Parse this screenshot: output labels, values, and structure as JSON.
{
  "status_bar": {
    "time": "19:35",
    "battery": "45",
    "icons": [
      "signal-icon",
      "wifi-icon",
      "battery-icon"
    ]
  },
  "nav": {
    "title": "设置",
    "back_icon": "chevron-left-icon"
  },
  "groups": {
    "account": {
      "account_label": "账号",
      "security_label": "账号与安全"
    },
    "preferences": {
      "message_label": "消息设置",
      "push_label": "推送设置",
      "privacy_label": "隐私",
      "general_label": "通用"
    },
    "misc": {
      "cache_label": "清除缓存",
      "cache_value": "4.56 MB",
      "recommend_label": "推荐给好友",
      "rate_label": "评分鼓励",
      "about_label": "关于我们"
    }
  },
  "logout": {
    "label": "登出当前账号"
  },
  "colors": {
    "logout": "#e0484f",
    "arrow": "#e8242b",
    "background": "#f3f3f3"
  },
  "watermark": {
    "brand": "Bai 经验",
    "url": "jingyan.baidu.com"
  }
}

### GOAL:
Make an exact copy of the data above.

### RESULT OF THIS TASK:
Parse this screenshot: output labels, values, and structure as JSON.
{
  "status_bar": {
    "time": "19:35",
    "battery": "45",
    "icons": [
      "signal-icon",
      "wifi-icon",
      "battery-icon"
    ]
  },
  "nav": {
    "title": "设置",
    "back_icon": "chevron-left-icon"
  },
  "groups": {
    "account": {
      "account_label": "账号",
      "security_label": "账号与安全"
    },
    "preferences": {
      "message_label": "消息设置",
      "push_label": "推送设置",
      "privacy_label": "隐私",
      "general_label": "通用"
    },
    "misc": {
      "cache_label": "清除缓存",
      "cache_value": "4.56 MB",
      "recommend_label": "推荐给好友",
      "rate_label": "评分鼓励",
      "about_label": "关于我们"
    }
  },
  "logout": {
    "label": "登出当前账号"
  },
  "colors": {
    "logout": "#e0484f",
    "arrow": "#e8242b",
    "background": "#f3f3f3"
  },
  "watermark": {
    "brand": "Bai 经验",
    "url": "jingyan.baidu.com"
  }
}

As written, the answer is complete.